___ MATERIALS PROVIDED ___
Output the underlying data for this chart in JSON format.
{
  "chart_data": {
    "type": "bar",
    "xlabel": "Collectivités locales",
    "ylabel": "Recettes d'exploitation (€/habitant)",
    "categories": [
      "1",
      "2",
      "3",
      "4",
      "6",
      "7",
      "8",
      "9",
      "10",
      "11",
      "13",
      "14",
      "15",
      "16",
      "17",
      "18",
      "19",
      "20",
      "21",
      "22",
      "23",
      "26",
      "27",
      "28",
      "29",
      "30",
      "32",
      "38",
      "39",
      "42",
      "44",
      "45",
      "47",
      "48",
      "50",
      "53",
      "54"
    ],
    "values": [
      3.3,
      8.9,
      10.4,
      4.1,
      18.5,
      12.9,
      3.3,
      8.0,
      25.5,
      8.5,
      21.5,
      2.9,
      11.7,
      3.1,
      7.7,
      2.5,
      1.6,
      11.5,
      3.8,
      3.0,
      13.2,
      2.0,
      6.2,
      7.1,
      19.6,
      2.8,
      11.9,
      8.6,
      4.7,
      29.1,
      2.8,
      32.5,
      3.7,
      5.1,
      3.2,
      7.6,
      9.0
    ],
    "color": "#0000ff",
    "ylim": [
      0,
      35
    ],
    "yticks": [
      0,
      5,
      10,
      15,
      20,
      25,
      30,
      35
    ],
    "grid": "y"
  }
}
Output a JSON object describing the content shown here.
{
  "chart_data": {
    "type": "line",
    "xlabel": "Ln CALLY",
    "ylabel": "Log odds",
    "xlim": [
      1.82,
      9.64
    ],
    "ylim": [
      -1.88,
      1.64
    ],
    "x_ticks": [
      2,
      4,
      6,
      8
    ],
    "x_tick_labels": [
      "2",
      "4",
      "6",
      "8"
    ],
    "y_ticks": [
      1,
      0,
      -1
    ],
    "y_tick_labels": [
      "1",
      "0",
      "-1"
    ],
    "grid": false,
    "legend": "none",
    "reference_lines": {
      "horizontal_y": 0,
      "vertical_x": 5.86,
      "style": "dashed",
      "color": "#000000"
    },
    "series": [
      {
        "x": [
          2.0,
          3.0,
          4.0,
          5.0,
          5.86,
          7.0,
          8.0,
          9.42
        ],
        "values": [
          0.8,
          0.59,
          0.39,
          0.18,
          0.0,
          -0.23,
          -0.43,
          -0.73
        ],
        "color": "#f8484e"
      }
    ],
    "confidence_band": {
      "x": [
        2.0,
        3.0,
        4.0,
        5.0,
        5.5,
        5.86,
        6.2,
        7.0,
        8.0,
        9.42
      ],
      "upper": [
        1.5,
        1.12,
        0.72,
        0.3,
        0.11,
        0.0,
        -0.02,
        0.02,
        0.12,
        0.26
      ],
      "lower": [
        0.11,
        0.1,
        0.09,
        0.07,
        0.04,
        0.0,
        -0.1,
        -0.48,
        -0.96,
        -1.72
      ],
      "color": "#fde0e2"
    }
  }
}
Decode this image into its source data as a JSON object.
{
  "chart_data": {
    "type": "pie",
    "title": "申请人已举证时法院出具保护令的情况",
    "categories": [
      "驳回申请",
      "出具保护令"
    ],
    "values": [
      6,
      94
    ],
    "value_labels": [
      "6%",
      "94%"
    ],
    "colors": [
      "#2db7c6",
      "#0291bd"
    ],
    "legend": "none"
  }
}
___
PROBLEM REQUIREMENTS —
Search the data for the string "Output". List each line that has it.

EXERCISE ANSWER —
Output the underlying data for this chart in JSON format.
Output a JSON object describing the content shown here.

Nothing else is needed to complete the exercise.